Items listed in a dataset:

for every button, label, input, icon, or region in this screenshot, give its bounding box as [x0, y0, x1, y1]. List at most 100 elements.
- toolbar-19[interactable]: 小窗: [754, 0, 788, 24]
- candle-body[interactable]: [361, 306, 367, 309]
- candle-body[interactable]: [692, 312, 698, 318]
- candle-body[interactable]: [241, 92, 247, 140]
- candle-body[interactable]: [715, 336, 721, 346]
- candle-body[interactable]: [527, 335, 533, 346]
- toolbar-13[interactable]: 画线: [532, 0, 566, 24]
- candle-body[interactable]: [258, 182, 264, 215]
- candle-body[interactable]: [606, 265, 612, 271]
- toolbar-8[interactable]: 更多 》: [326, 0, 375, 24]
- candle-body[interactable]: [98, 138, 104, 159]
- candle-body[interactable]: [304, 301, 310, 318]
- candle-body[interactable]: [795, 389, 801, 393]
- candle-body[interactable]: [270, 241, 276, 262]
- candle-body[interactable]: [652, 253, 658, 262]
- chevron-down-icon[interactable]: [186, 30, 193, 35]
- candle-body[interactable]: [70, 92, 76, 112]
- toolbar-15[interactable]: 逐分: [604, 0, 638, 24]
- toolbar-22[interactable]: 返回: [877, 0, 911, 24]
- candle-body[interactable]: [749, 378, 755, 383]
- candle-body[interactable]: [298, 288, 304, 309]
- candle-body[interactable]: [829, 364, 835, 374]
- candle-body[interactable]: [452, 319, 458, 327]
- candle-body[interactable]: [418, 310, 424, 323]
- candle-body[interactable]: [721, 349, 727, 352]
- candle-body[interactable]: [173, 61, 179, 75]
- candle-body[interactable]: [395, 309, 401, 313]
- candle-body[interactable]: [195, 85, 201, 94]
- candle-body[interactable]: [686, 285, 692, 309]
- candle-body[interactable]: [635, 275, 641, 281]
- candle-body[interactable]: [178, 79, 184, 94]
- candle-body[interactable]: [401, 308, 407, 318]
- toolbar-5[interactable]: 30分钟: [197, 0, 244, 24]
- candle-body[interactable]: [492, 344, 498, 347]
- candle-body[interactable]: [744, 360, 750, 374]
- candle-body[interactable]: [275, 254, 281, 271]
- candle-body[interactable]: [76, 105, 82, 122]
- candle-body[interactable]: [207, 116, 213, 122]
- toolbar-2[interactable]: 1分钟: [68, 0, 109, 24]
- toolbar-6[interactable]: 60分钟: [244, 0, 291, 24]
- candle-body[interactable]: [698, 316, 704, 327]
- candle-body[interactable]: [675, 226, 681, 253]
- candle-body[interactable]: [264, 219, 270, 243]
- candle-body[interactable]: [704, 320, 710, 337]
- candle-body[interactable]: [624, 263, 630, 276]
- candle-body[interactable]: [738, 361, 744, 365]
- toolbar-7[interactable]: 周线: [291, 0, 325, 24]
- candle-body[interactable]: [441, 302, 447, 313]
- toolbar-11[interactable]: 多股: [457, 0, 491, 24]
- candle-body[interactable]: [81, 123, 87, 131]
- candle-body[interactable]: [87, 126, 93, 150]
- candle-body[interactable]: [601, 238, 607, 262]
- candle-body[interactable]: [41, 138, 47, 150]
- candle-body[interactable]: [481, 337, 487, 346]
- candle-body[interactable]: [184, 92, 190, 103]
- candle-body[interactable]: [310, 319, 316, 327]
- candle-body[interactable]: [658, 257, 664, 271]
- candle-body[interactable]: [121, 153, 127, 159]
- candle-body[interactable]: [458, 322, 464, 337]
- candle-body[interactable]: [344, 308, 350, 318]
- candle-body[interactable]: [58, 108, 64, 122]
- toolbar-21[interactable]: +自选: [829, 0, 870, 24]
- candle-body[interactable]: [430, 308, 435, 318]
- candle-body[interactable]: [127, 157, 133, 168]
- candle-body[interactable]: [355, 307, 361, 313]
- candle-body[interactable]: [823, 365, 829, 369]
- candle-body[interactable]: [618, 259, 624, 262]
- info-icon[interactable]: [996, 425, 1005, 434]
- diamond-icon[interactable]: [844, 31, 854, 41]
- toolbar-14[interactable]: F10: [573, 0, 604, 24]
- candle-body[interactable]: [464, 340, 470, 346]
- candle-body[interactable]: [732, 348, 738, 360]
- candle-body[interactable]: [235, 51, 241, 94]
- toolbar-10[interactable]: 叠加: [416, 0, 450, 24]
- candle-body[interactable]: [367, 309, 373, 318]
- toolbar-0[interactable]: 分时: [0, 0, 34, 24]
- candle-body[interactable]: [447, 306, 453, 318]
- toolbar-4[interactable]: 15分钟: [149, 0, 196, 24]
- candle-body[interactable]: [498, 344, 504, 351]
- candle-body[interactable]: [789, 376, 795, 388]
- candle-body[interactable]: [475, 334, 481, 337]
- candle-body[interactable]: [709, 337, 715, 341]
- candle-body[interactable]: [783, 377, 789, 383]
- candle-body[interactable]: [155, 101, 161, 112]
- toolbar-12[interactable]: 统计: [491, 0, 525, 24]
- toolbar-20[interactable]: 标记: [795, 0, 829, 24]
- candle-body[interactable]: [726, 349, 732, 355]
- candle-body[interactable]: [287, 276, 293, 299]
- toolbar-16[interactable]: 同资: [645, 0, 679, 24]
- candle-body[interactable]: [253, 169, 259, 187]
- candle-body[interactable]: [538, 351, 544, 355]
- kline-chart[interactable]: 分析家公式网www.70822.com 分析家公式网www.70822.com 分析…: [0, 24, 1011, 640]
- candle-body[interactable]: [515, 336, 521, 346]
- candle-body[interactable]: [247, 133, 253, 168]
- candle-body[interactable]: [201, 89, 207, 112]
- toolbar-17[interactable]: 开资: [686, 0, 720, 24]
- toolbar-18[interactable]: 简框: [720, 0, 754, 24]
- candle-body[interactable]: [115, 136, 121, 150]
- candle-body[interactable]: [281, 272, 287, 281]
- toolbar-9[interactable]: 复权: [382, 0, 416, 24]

Short task:
Retype the entire listing above line by line, with no changes.

Task result:
for every button, label, input, icon, or region in this screenshot, give its bounding box as [x0, y0, x1, y1]. List at most 100 elements.
- toolbar-19[interactable]: 小窗: [754, 0, 788, 24]
- candle-body[interactable]: [361, 306, 367, 309]
- candle-body[interactable]: [692, 312, 698, 318]
- candle-body[interactable]: [241, 92, 247, 140]
- candle-body[interactable]: [715, 336, 721, 346]
- candle-body[interactable]: [527, 335, 533, 346]
- toolbar-13[interactable]: 画线: [532, 0, 566, 24]
- candle-body[interactable]: [258, 182, 264, 215]
- candle-body[interactable]: [606, 265, 612, 271]
- toolbar-8[interactable]: 更多 》: [326, 0, 375, 24]
- candle-body[interactable]: [98, 138, 104, 159]
- candle-body[interactable]: [304, 301, 310, 318]
- candle-body[interactable]: [795, 389, 801, 393]
- candle-body[interactable]: [270, 241, 276, 262]
- candle-body[interactable]: [652, 253, 658, 262]
- chevron-down-icon[interactable]: [186, 30, 193, 35]
- candle-body[interactable]: [70, 92, 76, 112]
- toolbar-15[interactable]: 逐分: [604, 0, 638, 24]
- toolbar-22[interactable]: 返回: [877, 0, 911, 24]
- candle-body[interactable]: [749, 378, 755, 383]
- candle-body[interactable]: [298, 288, 304, 309]
- candle-body[interactable]: [829, 364, 835, 374]
- candle-body[interactable]: [452, 319, 458, 327]
- candle-body[interactable]: [418, 310, 424, 323]
- candle-body[interactable]: [721, 349, 727, 352]
- candle-body[interactable]: [173, 61, 179, 75]
- candle-body[interactable]: [395, 309, 401, 313]
- candle-body[interactable]: [195, 85, 201, 94]
- candle-body[interactable]: [686, 285, 692, 309]
- candle-body[interactable]: [635, 275, 641, 281]
- candle-body[interactable]: [178, 79, 184, 94]
- candle-body[interactable]: [401, 308, 407, 318]
- toolbar-5[interactable]: 30分钟: [197, 0, 244, 24]
- candle-body[interactable]: [492, 344, 498, 347]
- candle-body[interactable]: [744, 360, 750, 374]
- candle-body[interactable]: [275, 254, 281, 271]
- candle-body[interactable]: [76, 105, 82, 122]
- candle-body[interactable]: [207, 116, 213, 122]
- toolbar-2[interactable]: 1分钟: [68, 0, 109, 24]
- toolbar-6[interactable]: 60分钟: [244, 0, 291, 24]
- candle-body[interactable]: [698, 316, 704, 327]
- candle-body[interactable]: [675, 226, 681, 253]
- candle-body[interactable]: [264, 219, 270, 243]
- candle-body[interactable]: [704, 320, 710, 337]
- candle-body[interactable]: [624, 263, 630, 276]
- candle-body[interactable]: [738, 361, 744, 365]
- toolbar-7[interactable]: 周线: [291, 0, 325, 24]
- candle-body[interactable]: [441, 302, 447, 313]
- toolbar-11[interactable]: 多股: [457, 0, 491, 24]
- candle-body[interactable]: [81, 123, 87, 131]
- candle-body[interactable]: [87, 126, 93, 150]
- candle-body[interactable]: [601, 238, 607, 262]
- candle-body[interactable]: [41, 138, 47, 150]
- candle-body[interactable]: [481, 337, 487, 346]
- candle-body[interactable]: [184, 92, 190, 103]
- candle-body[interactable]: [310, 319, 316, 327]
- candle-body[interactable]: [658, 257, 664, 271]
- candle-body[interactable]: [121, 153, 127, 159]
- candle-body[interactable]: [458, 322, 464, 337]
- candle-body[interactable]: [344, 308, 350, 318]
- candle-body[interactable]: [58, 108, 64, 122]
- toolbar-21[interactable]: +自选: [829, 0, 870, 24]
- candle-body[interactable]: [430, 308, 435, 318]
- candle-body[interactable]: [127, 157, 133, 168]
- candle-body[interactable]: [355, 307, 361, 313]
- candle-body[interactable]: [823, 365, 829, 369]
- candle-body[interactable]: [618, 259, 624, 262]
- info-icon[interactable]: [996, 425, 1005, 434]
- diamond-icon[interactable]: [844, 31, 854, 41]
- toolbar-14[interactable]: F10: [573, 0, 604, 24]
- candle-body[interactable]: [464, 340, 470, 346]
- candle-body[interactable]: [732, 348, 738, 360]
- candle-body[interactable]: [235, 51, 241, 94]
- toolbar-10[interactable]: 叠加: [416, 0, 450, 24]
- candle-body[interactable]: [367, 309, 373, 318]
- toolbar-0[interactable]: 分时: [0, 0, 34, 24]
- candle-body[interactable]: [447, 306, 453, 318]
- toolbar-4[interactable]: 15分钟: [149, 0, 196, 24]
- candle-body[interactable]: [498, 344, 504, 351]
- candle-body[interactable]: [789, 376, 795, 388]
- candle-body[interactable]: [475, 334, 481, 337]
- candle-body[interactable]: [709, 337, 715, 341]
- candle-body[interactable]: [783, 377, 789, 383]
- candle-body[interactable]: [155, 101, 161, 112]
- toolbar-12[interactable]: 统计: [491, 0, 525, 24]
- toolbar-20[interactable]: 标记: [795, 0, 829, 24]
- candle-body[interactable]: [726, 349, 732, 355]
- candle-body[interactable]: [287, 276, 293, 299]
- toolbar-16[interactable]: 同资: [645, 0, 679, 24]
- candle-body[interactable]: [253, 169, 259, 187]
- candle-body[interactable]: [538, 351, 544, 355]
- kline-chart[interactable]: 分析家公式网www.70822.com 分析家公式网www.70822.com 分析…: [0, 24, 1011, 640]
- candle-body[interactable]: [515, 336, 521, 346]
- candle-body[interactable]: [247, 133, 253, 168]
- candle-body[interactable]: [201, 89, 207, 112]
- toolbar-17[interactable]: 开资: [686, 0, 720, 24]
- toolbar-18[interactable]: 简框: [720, 0, 754, 24]
- candle-body[interactable]: [115, 136, 121, 150]
- candle-body[interactable]: [281, 272, 287, 281]
- toolbar-9[interactable]: 复权: [382, 0, 416, 24]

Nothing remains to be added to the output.